Requirements: Pull out every line of the listing below where "Osiedle" appears.

● ● ● ● ● ● ●

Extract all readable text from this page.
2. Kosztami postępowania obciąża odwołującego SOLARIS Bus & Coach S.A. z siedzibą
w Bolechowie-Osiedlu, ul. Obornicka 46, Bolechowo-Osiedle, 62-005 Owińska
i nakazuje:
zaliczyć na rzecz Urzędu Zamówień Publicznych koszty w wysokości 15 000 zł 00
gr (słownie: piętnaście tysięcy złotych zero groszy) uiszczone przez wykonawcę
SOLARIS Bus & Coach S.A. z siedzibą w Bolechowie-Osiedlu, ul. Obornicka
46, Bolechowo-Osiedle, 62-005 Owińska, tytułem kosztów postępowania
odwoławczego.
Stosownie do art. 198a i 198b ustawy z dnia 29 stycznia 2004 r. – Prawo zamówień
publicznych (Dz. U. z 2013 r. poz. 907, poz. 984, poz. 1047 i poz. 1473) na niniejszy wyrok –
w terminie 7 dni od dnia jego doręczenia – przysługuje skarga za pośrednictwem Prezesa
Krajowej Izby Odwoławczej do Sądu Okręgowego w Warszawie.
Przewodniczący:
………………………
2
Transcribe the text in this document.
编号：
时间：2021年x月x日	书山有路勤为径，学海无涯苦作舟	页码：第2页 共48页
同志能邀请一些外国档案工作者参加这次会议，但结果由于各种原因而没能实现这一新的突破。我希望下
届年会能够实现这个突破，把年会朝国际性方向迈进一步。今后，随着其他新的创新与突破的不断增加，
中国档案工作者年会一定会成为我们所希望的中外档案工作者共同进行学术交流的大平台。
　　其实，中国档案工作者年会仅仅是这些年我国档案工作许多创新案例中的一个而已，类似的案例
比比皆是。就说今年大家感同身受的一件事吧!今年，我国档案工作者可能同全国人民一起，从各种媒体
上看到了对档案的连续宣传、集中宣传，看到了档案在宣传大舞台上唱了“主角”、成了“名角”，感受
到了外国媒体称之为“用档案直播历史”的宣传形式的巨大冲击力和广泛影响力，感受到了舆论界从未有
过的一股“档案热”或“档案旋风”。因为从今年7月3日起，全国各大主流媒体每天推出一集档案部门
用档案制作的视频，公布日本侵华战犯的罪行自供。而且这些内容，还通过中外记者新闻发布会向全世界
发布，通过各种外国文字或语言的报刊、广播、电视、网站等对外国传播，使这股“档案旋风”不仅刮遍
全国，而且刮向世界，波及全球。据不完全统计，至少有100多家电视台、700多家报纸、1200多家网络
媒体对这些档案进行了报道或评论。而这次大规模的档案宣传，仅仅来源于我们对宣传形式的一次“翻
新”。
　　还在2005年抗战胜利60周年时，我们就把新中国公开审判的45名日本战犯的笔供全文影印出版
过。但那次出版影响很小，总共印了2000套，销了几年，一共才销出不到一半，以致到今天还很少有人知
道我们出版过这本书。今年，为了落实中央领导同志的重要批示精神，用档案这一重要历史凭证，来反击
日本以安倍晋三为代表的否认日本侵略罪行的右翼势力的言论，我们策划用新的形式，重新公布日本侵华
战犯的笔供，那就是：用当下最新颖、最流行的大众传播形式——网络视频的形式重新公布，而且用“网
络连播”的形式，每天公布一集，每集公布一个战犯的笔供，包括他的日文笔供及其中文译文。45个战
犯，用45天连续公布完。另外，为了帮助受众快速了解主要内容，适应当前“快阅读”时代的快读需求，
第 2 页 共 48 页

● ● ● ● ● ● ●

Output of the exercise:
w Bolechowie-Osiedlu, ul. Obornicka 46, Bolechowo-Osiedle, 62-005 Owińska
46, Bolechowo-Osiedle, 62-005 Owińska, tytułem kosztów postępowania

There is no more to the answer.